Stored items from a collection

++++++++++++++++++++

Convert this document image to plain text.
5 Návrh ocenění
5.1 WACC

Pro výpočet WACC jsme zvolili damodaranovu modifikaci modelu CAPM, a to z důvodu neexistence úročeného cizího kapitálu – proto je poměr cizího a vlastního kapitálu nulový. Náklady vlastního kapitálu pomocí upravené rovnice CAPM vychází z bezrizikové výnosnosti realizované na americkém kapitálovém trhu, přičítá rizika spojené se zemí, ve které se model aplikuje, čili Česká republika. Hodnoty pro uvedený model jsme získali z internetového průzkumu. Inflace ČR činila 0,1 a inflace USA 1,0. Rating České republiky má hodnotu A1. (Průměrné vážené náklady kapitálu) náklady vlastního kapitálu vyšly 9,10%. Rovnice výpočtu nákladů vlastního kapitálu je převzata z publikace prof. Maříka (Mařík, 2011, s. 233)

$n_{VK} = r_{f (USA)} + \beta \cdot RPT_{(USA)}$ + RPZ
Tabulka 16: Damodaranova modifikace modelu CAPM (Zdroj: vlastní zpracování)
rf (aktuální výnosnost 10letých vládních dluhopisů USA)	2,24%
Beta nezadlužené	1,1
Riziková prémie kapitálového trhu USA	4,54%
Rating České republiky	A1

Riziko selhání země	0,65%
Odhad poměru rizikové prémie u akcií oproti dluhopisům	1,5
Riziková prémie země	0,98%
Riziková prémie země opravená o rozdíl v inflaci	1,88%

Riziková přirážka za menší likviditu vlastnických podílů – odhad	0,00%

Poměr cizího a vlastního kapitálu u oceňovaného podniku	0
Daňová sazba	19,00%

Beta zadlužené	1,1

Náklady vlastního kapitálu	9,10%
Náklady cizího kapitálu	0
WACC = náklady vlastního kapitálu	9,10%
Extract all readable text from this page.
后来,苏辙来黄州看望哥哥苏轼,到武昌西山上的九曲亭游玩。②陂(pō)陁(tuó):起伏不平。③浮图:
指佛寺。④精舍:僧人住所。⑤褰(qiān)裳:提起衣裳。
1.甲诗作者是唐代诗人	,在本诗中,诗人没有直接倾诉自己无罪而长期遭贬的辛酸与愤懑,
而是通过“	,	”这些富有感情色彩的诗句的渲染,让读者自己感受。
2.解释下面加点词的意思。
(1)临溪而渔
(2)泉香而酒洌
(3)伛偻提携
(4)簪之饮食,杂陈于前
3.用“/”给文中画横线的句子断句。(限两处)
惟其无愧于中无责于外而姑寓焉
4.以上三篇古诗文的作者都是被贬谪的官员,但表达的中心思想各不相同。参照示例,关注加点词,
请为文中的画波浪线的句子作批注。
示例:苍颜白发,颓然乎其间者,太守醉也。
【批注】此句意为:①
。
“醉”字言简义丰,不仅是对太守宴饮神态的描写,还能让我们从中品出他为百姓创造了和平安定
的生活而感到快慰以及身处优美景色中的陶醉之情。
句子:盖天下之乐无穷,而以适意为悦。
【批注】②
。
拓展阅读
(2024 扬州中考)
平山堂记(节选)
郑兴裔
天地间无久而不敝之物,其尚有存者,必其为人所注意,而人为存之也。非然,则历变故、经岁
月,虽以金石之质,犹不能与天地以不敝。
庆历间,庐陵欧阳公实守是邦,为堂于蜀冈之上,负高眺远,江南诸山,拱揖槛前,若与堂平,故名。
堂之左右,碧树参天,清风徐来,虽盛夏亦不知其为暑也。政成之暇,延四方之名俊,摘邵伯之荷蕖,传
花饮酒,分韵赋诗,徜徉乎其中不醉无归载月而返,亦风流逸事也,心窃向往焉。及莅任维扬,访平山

++++++++++++++++++++

▶ **WHAT YOU WILL DO**: Reproduce the records word for word.

▶ **WORKED ANSWER**:
Convert this document image to plain text.
5 Návrh ocenění
5.1 WACC

Pro výpočet WACC jsme zvolili damodaranovu modifikaci modelu CAPM, a to z důvodu neexistence úročeného cizího kapitálu – proto je poměr cizího a vlastního kapitálu nulový. Náklady vlastního kapitálu pomocí upravené rovnice CAPM vychází z bezrizikové výnosnosti realizované na americkém kapitálovém trhu, přičítá rizika spojené se zemí, ve které se model aplikuje, čili Česká republika. Hodnoty pro uvedený model jsme získali z internetového průzkumu. Inflace ČR činila 0,1 a inflace USA 1,0. Rating České republiky má hodnotu A1. (Průměrné vážené náklady kapitálu) náklady vlastního kapitálu vyšly 9,10%. Rovnice výpočtu nákladů vlastního kapitálu je převzata z publikace prof. Maříka (Mařík, 2011, s. 233)

$n_{VK} = r_{f (USA)} + \beta \cdot RPT_{(USA)}$ + RPZ
Tabulka 16: Damodaranova modifikace modelu CAPM (Zdroj: vlastní zpracování)
rf (aktuální výnosnost 10letých vládních dluhopisů USA)	2,24%
Beta nezadlužené	1,1
Riziková prémie kapitálového trhu USA	4,54%
Rating České republiky	A1

Riziko selhání země	0,65%
Odhad poměru rizikové prémie u akcií oproti dluhopisům	1,5
Riziková prémie země	0,98%
Riziková prémie země opravená o rozdíl v inflaci	1,88%

Riziková přirážka za menší likviditu vlastnických podílů – odhad	0,00%

Poměr cizího a vlastního kapitálu u oceňovaného podniku	0
Daňová sazba	19,00%

Beta zadlužené	1,1

Náklady vlastního kapitálu	9,10%
Náklady cizího kapitálu	0
WACC = náklady vlastního kapitálu	9,10%
Extract all readable text from this page.
后来,苏辙来黄州看望哥哥苏轼,到武昌西山上的九曲亭游玩。②陂(pō)陁(tuó):起伏不平。③浮图:
指佛寺。④精舍:僧人住所。⑤褰(qiān)裳:提起衣裳。
1.甲诗作者是唐代诗人	,在本诗中,诗人没有直接倾诉自己无罪而长期遭贬的辛酸与愤懑,
而是通过“	,	”这些富有感情色彩的诗句的渲染,让读者自己感受。
2.解释下面加点词的意思。
(1)临溪而渔
(2)泉香而酒洌
(3)伛偻提携
(4)簪之饮食,杂陈于前
3.用“/”给文中画横线的句子断句。(限两处)
惟其无愧于中无责于外而姑寓焉
4.以上三篇古诗文的作者都是被贬谪的官员,但表达的中心思想各不相同。参照示例,关注加点词,
请为文中的画波浪线的句子作批注。
示例:苍颜白发,颓然乎其间者,太守醉也。
【批注】此句意为:①
。
“醉”字言简义丰,不仅是对太守宴饮神态的描写,还能让我们从中品出他为百姓创造了和平安定
的生活而感到快慰以及身处优美景色中的陶醉之情。
句子:盖天下之乐无穷,而以适意为悦。
【批注】②
。
拓展阅读
(2024 扬州中考)
平山堂记(节选)
郑兴裔
天地间无久而不敝之物,其尚有存者,必其为人所注意,而人为存之也。非然,则历变故、经岁
月,虽以金石之质,犹不能与天地以不敝。
庆历间,庐陵欧阳公实守是邦,为堂于蜀冈之上,负高眺远,江南诸山,拱揖槛前,若与堂平,故名。
堂之左右,碧树参天,清风徐来,虽盛夏亦不知其为暑也。政成之暇,延四方之名俊,摘邵伯之荷蕖,传
花饮酒,分韵赋诗,徜徉乎其中不醉无归载月而返,亦风流逸事也,心窃向往焉。及莅任维扬,访平山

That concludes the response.